Extracted data entries
-------

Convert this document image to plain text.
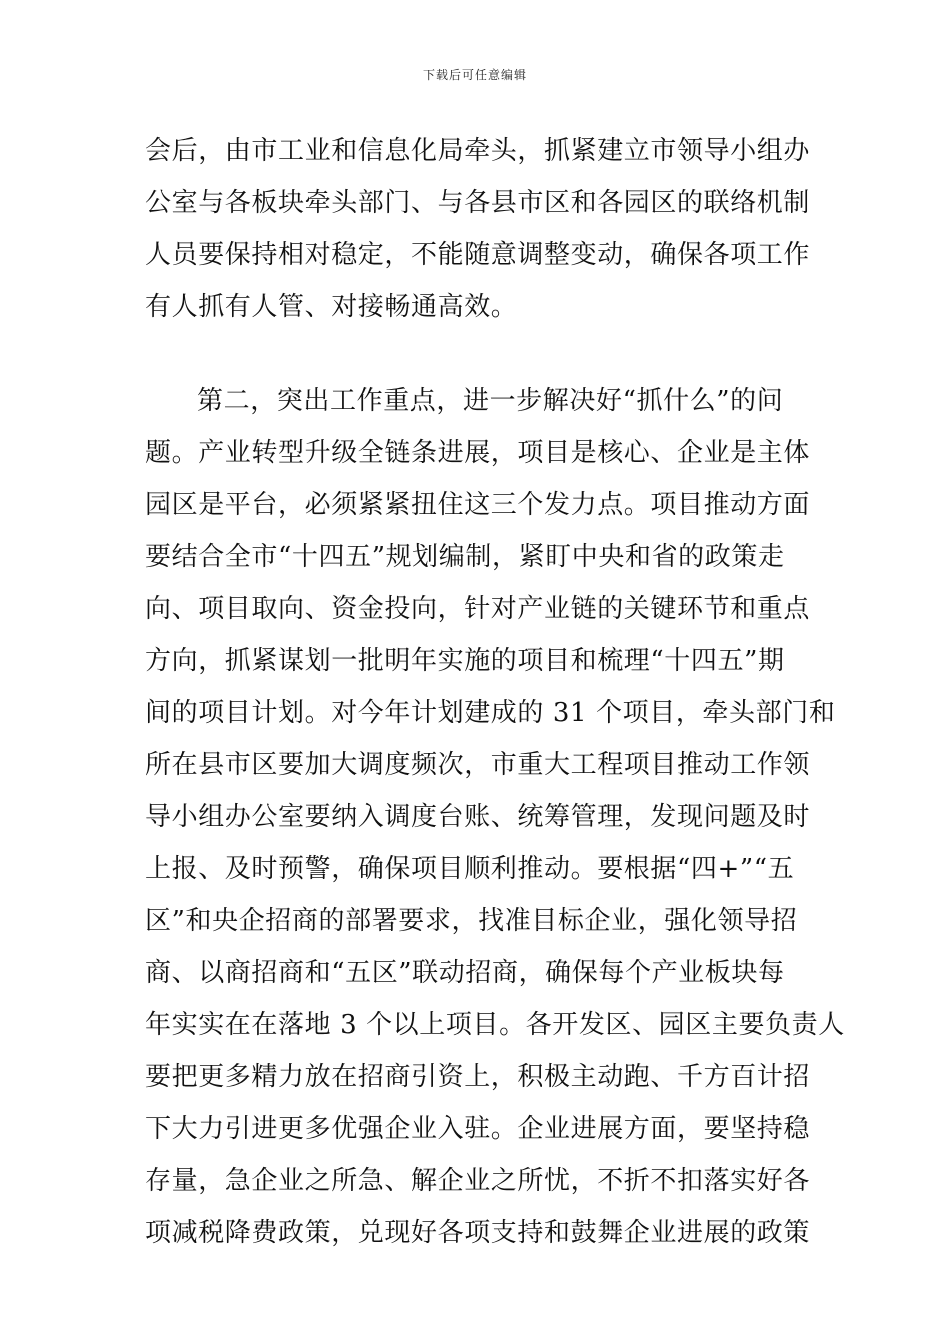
下载后可任意编辑
会后，由市工业和信息化局牵头，抓紧建立市领导小组办
公室与各板块牵头部门、与各县市区和各园区的联络机制
人员要保持相对稳定，不能随意调整变动，确保各项工作
有人抓有人管、对接畅通高效。
第二，突出工作重点，进一步解决好“抓什么”的问
题。产业转型升级全链条进展，项目是核心、企业是主体
园区是平台，必须紧紧扭住这三个发力点。项目推动方面
要结合全市“十四五”规划编制，紧盯中央和省的政策走
向、项目取向、资金投向，针对产业链的关键环节和重点
方向，抓紧谋划一批明年实施的项目和梳理“十四五”期
间的项目计划。对今年计划建成的 31 个项目，牵头部门和
所在县市区要加大调度频次，市重大工程项目推动工作领
导小组办公室要纳入调度台账、统筹管理，发现问题及时
上报、及时预警，确保项目顺利推动。要根据“四+”“五
区”和央企招商的部署要求，找准目标企业，强化领导招
商、以商招商和“五区”联动招商，确保每个产业板块每
年实实在在落地 3 个以上项目。各开发区、园区主要负责人
要把更多精力放在招商引资上，积极主动跑、千方百计招
下大力引进更多优强企业入驻。企业进展方面，要坚持稳
存量，急企业之所急、解企业之所忧，不折不扣落实好各
项减税降费政策，兑现好各项支持和鼓舞企业进展的政策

-------

> SET EXERCISE: Generate a word-for-word copy of the preceding records, excluding all pictures.

> EXPECTED ANSWER:
Convert this document image to plain text.
下载后可任意编辑
会后，由市工业和信息化局牵头，抓紧建立市领导小组办
公室与各板块牵头部门、与各县市区和各园区的联络机制
人员要保持相对稳定，不能随意调整变动，确保各项工作
有人抓有人管、对接畅通高效。
第二，突出工作重点，进一步解决好“抓什么”的问
题。产业转型升级全链条进展，项目是核心、企业是主体
园区是平台，必须紧紧扭住这三个发力点。项目推动方面
要结合全市“十四五”规划编制，紧盯中央和省的政策走
向、项目取向、资金投向，针对产业链的关键环节和重点
方向，抓紧谋划一批明年实施的项目和梳理“十四五”期
间的项目计划。对今年计划建成的 31 个项目，牵头部门和
所在县市区要加大调度频次，市重大工程项目推动工作领
导小组办公室要纳入调度台账、统筹管理，发现问题及时
上报、及时预警，确保项目顺利推动。要根据“四+”“五
区”和央企招商的部署要求，找准目标企业，强化领导招
商、以商招商和“五区”联动招商，确保每个产业板块每
年实实在在落地 3 个以上项目。各开发区、园区主要负责人
要把更多精力放在招商引资上，积极主动跑、千方百计招
下大力引进更多优强企业入驻。企业进展方面，要坚持稳
存量，急企业之所急、解企业之所忧，不折不扣落实好各
项减税降费政策，兑现好各项支持和鼓舞企业进展的政策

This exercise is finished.